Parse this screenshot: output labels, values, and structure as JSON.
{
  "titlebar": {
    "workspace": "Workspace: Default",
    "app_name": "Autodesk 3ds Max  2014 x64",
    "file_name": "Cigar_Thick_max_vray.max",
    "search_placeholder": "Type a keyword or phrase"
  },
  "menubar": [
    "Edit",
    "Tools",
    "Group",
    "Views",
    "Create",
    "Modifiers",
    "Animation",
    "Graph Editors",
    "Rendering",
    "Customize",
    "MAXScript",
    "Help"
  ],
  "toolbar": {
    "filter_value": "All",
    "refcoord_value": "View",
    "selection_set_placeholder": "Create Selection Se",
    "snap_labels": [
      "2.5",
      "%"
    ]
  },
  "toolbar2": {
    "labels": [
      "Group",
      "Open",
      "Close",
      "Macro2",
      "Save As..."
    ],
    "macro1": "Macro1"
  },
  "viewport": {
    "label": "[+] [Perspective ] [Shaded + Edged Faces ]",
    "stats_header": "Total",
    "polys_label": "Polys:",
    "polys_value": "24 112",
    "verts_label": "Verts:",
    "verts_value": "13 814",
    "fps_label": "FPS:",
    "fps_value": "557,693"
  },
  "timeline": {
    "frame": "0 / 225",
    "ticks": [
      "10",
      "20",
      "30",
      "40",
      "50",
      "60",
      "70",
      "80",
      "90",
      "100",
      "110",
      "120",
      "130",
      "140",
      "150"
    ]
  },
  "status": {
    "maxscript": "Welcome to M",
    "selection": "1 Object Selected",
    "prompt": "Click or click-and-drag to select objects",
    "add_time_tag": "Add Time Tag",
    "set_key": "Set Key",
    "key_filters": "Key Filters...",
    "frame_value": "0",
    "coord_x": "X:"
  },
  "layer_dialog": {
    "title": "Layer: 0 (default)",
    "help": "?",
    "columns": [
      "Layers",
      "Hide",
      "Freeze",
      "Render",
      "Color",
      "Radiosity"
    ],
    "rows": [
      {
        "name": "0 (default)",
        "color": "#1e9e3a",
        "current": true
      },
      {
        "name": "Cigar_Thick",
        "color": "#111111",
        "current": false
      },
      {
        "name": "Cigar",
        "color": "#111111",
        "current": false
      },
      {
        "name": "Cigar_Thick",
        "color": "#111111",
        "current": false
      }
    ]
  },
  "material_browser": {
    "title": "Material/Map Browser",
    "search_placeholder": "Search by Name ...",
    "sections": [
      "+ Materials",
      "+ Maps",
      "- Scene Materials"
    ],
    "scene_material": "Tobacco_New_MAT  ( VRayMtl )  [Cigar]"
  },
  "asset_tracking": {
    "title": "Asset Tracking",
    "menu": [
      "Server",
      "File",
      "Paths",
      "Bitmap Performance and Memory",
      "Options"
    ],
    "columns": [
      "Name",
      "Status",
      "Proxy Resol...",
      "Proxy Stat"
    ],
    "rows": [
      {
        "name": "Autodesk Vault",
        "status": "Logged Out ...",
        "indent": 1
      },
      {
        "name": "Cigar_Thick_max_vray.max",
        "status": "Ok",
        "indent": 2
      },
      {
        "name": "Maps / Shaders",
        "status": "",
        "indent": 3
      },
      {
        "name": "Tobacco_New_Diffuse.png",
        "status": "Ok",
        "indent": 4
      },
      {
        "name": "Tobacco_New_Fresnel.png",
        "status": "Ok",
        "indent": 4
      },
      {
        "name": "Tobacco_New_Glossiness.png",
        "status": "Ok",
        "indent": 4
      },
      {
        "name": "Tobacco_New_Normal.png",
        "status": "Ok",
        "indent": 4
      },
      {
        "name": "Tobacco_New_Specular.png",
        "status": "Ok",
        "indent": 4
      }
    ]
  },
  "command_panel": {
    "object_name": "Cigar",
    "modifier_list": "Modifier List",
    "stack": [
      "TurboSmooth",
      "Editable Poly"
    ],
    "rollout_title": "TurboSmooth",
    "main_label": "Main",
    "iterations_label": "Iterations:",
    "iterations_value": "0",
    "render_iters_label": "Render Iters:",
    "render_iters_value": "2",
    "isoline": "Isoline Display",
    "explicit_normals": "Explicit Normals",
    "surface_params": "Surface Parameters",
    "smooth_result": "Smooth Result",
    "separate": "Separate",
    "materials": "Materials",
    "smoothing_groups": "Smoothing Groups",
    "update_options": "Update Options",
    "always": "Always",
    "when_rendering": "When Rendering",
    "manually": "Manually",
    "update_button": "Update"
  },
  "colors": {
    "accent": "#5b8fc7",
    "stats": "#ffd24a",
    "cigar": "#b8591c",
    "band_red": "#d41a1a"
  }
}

───

▶ [What is asked]
Give the number of lines in the material above that have the word "Create" in them, and nothing more.

▶ [Solution to the problem]
2